GIVEN PROBLEM ▸
Identify the lines in the data below that contain "Property" and give only how many there are.

--- --- ---

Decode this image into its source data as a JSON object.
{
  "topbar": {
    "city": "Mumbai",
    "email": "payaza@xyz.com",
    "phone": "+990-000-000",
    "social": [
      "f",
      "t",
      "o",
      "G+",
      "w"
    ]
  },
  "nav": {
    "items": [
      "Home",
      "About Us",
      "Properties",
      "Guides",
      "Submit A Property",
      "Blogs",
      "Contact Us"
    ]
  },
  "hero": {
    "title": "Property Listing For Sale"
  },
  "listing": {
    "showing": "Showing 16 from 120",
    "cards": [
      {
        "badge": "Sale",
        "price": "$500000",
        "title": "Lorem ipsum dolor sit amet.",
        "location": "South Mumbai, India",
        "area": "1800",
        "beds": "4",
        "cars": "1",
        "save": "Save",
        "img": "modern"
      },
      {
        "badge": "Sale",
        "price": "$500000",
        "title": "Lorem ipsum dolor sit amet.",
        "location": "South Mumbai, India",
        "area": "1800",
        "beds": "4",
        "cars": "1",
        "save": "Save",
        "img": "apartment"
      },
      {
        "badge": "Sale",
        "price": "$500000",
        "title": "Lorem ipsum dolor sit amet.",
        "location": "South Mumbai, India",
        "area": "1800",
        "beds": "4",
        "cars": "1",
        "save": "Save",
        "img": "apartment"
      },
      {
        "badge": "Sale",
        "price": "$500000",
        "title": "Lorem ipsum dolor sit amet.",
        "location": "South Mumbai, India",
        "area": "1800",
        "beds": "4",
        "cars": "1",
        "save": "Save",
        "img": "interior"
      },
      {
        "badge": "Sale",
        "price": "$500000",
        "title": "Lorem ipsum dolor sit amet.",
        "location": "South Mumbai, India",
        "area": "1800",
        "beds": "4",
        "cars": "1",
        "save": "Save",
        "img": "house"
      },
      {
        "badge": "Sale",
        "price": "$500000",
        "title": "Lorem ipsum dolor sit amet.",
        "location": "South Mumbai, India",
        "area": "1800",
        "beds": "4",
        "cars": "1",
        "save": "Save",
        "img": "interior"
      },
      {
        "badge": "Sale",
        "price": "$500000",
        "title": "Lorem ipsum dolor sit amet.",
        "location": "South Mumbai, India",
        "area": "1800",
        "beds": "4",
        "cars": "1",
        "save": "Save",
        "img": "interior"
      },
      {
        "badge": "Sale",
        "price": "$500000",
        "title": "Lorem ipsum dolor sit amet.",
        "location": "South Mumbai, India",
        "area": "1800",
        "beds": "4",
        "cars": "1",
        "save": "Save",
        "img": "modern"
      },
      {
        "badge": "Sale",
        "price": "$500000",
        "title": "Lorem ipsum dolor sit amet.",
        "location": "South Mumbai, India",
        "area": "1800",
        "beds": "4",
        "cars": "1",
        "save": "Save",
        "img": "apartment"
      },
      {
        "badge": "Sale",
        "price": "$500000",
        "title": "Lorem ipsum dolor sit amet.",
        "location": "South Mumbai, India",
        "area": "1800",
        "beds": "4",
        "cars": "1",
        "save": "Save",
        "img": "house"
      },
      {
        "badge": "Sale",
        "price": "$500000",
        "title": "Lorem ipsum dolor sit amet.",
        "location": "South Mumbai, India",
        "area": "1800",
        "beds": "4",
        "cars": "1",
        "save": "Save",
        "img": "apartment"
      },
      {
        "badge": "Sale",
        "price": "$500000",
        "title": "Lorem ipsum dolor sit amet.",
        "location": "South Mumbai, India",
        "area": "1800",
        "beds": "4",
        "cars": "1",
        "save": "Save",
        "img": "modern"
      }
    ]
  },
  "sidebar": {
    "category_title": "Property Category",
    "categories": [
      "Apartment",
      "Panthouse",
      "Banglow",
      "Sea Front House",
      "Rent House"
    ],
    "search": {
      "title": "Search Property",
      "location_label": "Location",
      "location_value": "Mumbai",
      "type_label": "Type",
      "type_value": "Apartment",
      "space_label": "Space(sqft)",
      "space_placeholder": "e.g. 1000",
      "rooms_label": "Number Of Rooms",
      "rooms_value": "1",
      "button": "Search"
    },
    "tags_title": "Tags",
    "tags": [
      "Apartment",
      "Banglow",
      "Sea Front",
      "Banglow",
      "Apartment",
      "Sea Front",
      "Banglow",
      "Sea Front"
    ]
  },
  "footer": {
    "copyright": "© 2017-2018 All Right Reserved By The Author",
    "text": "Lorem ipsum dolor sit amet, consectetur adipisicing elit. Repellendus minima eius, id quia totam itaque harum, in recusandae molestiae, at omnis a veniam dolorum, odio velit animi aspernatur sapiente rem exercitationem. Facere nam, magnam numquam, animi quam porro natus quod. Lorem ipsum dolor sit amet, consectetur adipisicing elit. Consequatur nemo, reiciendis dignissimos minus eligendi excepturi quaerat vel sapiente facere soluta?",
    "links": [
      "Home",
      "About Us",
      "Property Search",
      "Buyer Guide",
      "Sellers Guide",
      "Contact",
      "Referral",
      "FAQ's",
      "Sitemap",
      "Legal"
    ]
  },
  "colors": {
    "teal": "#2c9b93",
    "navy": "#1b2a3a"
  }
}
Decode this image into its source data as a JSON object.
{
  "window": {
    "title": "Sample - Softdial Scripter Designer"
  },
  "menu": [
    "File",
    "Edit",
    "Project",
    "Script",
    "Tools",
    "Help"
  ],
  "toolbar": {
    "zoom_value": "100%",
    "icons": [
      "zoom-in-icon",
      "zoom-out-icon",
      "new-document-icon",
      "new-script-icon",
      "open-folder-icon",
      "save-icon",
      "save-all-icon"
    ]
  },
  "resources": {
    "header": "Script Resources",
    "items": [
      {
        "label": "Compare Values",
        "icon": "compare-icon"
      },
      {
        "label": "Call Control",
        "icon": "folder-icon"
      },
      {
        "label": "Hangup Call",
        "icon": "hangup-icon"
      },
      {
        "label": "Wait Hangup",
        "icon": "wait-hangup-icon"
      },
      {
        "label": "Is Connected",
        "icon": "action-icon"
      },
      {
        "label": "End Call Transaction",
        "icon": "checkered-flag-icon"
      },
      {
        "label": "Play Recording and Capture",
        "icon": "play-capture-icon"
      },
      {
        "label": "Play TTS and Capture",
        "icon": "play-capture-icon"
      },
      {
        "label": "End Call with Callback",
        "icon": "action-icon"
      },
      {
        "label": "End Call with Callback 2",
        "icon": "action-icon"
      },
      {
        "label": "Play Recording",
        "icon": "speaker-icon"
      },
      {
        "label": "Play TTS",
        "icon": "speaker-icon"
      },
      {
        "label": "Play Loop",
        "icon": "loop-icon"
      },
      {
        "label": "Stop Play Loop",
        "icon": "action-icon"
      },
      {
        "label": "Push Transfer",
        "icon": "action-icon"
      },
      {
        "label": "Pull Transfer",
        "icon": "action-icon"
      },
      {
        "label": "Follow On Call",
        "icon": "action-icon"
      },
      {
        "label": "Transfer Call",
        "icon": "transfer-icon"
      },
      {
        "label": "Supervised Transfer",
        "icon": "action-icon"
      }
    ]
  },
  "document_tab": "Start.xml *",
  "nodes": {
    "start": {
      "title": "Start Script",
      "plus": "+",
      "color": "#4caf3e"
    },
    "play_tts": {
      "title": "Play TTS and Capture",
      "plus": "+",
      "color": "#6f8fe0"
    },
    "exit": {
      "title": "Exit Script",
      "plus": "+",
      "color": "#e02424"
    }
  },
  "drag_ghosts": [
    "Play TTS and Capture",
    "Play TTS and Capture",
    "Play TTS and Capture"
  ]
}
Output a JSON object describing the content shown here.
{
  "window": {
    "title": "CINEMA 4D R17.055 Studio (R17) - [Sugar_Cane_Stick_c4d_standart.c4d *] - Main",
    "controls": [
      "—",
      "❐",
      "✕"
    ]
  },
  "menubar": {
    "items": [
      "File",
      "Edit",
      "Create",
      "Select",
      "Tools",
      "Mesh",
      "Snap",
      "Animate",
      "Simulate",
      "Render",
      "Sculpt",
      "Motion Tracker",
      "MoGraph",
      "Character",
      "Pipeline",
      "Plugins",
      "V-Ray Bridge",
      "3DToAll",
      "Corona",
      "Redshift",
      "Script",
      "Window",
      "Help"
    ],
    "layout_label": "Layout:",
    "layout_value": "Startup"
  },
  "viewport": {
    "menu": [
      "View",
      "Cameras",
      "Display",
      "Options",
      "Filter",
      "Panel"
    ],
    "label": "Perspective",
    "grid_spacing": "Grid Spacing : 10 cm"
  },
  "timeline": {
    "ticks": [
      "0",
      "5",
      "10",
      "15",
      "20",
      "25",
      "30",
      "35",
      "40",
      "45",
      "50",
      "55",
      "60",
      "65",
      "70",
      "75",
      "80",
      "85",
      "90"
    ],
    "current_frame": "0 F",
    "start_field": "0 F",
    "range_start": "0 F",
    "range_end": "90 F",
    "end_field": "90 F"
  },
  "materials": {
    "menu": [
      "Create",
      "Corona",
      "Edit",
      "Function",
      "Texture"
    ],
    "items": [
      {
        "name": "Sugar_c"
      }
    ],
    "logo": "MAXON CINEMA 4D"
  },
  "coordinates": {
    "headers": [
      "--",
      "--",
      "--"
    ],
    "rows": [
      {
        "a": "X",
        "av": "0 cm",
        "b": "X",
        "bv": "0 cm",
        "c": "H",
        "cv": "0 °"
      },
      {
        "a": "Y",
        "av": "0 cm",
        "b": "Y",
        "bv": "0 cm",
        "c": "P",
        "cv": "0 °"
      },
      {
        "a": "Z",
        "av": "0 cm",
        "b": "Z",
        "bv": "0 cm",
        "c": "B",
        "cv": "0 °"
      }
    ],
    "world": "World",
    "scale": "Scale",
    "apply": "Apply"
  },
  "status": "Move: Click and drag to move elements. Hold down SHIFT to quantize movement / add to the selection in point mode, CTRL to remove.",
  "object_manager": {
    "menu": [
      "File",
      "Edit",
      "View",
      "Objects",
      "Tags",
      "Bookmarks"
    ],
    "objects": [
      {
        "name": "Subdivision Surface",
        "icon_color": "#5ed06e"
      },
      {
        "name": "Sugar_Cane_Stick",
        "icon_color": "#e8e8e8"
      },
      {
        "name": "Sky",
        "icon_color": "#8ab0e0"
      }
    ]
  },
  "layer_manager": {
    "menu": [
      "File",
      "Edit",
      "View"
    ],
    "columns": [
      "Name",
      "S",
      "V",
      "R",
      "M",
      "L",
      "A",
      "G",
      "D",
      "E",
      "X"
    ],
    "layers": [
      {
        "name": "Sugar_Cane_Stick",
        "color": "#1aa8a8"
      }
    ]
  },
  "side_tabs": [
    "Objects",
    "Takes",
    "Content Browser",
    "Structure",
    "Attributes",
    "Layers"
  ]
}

--- --- ---

FULL OUTPUT ▸
5